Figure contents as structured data
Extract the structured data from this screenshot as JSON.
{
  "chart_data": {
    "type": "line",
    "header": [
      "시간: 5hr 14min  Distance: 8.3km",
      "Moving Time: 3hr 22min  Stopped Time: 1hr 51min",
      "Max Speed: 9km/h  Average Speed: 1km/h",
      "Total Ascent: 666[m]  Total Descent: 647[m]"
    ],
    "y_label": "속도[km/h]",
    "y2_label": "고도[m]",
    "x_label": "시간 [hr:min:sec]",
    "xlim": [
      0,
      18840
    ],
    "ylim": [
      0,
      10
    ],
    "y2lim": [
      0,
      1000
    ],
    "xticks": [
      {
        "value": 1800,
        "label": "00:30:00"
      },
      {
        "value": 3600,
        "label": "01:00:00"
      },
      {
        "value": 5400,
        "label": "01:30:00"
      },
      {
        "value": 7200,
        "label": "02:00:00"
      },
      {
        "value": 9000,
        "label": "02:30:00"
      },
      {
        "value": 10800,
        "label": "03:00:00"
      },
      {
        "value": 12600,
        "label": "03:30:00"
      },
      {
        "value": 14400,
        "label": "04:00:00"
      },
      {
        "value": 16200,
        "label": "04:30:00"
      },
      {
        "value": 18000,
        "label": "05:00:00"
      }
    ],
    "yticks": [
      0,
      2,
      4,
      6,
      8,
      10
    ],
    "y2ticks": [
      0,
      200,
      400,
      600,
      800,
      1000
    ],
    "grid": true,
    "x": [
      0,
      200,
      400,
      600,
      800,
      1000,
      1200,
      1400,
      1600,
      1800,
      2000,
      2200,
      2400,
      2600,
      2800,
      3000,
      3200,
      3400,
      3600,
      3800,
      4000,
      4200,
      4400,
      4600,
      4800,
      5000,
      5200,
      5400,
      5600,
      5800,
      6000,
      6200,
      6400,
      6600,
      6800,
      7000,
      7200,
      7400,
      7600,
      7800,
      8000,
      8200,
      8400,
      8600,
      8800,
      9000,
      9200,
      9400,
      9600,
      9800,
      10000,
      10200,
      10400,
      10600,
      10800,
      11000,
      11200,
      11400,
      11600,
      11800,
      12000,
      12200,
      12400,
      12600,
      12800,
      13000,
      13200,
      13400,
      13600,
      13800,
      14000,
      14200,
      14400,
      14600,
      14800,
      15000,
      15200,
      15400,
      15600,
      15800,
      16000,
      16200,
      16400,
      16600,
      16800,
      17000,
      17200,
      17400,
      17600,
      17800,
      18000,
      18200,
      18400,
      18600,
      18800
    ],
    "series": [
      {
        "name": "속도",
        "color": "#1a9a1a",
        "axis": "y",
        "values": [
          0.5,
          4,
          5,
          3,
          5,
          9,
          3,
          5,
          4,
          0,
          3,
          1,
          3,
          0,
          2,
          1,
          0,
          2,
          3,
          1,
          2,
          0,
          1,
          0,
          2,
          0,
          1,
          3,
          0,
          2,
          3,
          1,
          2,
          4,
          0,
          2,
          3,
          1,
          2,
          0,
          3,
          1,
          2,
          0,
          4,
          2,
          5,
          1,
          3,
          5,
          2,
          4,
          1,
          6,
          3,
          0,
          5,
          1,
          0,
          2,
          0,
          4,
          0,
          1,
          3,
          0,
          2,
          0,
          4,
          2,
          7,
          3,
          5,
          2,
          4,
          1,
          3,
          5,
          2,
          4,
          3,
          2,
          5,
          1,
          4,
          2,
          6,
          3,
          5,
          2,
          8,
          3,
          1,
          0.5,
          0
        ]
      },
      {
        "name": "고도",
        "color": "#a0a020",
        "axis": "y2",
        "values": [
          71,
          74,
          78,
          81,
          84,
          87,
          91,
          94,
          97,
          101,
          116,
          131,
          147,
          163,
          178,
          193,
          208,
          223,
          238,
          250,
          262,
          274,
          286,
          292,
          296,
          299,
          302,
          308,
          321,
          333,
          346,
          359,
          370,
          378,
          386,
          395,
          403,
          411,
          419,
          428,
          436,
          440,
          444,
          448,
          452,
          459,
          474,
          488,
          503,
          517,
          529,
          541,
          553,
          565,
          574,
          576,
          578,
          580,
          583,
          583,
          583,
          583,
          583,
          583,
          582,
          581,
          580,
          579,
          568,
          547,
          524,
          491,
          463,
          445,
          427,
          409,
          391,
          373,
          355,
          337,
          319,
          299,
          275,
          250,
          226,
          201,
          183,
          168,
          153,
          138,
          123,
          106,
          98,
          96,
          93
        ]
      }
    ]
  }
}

YOUR INSTRUCTIONS
Output all of the data again, exactly.

WRITTEN REPLY
Extract the structured data from this screenshot as JSON.
{
  "chart_data": {
    "type": "line",
    "header": [
      "시간: 5hr 14min  Distance: 8.3km",
      "Moving Time: 3hr 22min  Stopped Time: 1hr 51min",
      "Max Speed: 9km/h  Average Speed: 1km/h",
      "Total Ascent: 666[m]  Total Descent: 647[m]"
    ],
    "y_label": "속도[km/h]",
    "y2_label": "고도[m]",
    "x_label": "시간 [hr:min:sec]",
    "xlim": [
      0,
      18840
    ],
    "ylim": [
      0,
      10
    ],
    "y2lim": [
      0,
      1000
    ],
    "xticks": [
      {
        "value": 1800,
        "label": "00:30:00"
      },
      {
        "value": 3600,
        "label": "01:00:00"
      },
      {
        "value": 5400,
        "label": "01:30:00"
      },
      {
        "value": 7200,
        "label": "02:00:00"
      },
      {
        "value": 9000,
        "label": "02:30:00"
      },
      {
        "value": 10800,
        "label": "03:00:00"
      },
      {
        "value": 12600,
        "label": "03:30:00"
      },
      {
        "value": 14400,
        "label": "04:00:00"
      },
      {
        "value": 16200,
        "label": "04:30:00"
      },
      {
        "value": 18000,
        "label": "05:00:00"
      }
    ],
    "yticks": [
      0,
      2,
      4,
      6,
      8,
      10
    ],
    "y2ticks": [
      0,
      200,
      400,
      600,
      800,
      1000
    ],
    "grid": true,
    "x": [
      0,
      200,
      400,
      600,
      800,
      1000,
      1200,
      1400,
      1600,
      1800,
      2000,
      2200,
      2400,
      2600,
      2800,
      3000,
      3200,
      3400,
      3600,
      3800,
      4000,
      4200,
      4400,
      4600,
      4800,
      5000,
      5200,
      5400,
      5600,
      5800,
      6000,
      6200,
      6400,
      6600,
      6800,
      7000,
      7200,
      7400,
      7600,
      7800,
      8000,
      8200,
      8400,
      8600,
      8800,
      9000,
      9200,
      9400,
      9600,
      9800,
      10000,
      10200,
      10400,
      10600,
      10800,
      11000,
      11200,
      11400,
      11600,
      11800,
      12000,
      12200,
      12400,
      12600,
      12800,
      13000,
      13200,
      13400,
      13600,
      13800,
      14000,
      14200,
      14400,
      14600,
      14800,
      15000,
      15200,
      15400,
      15600,
      15800,
      16000,
      16200,
      16400,
      16600,
      16800,
      17000,
      17200,
      17400,
      17600,
      17800,
      18000,
      18200,
      18400,
      18600,
      18800
    ],
    "series": [
      {
        "name": "속도",
        "color": "#1a9a1a",
        "axis": "y",
        "values": [
          0.5,
          4,
          5,
          3,
          5,
          9,
          3,
          5,
          4,
          0,
          3,
          1,
          3,
          0,
          2,
          1,
          0,
          2,
          3,
          1,
          2,
          0,
          1,
          0,
          2,
          0,
          1,
          3,
          0,
          2,
          3,
          1,
          2,
          4,
          0,
          2,
          3,
          1,
          2,
          0,
          3,
          1,
          2,
          0,
          4,
          2,
          5,
          1,
          3,
          5,
          2,
          4,
          1,
          6,
          3,
          0,
          5,
          1,
          0,
          2,
          0,
          4,
          0,
          1,
          3,
          0,
          2,
          0,
          4,
          2,
          7,
          3,
          5,
          2,
          4,
          1,
          3,
          5,
          2,
          4,
          3,
          2,
          5,
          1,
          4,
          2,
          6,
          3,
          5,
          2,
          8,
          3,
          1,
          0.5,
          0
        ]
      },
      {
        "name": "고도",
        "color": "#a0a020",
        "axis": "y2",
        "values": [
          71,
          74,
          78,
          81,
          84,
          87,
          91,
          94,
          97,
          101,
          116,
          131,
          147,
          163,
          178,
          193,
          208,
          223,
          238,
          250,
          262,
          274,
          286,
          292,
          296,
          299,
          302,
          308,
          321,
          333,
          346,
          359,
          370,
          378,
          386,
          395,
          403,
          411,
          419,
          428,
          436,
          440,
          444,
          448,
          452,
          459,
          474,
          488,
          503,
          517,
          529,
          541,
          553,
          565,
          574,
          576,
          578,
          580,
          583,
          583,
          583,
          583,
          583,
          583,
          582,
          581,
          580,
          579,
          568,
          547,
          524,
          491,
          463,
          445,
          427,
          409,
          391,
          373,
          355,
          337,
          319,
          299,
          275,
          250,
          226,
          201,
          183,
          168,
          153,
          138,
          123,
          106,
          98,
          96,
          93
        ]
      }
    ]
  }
}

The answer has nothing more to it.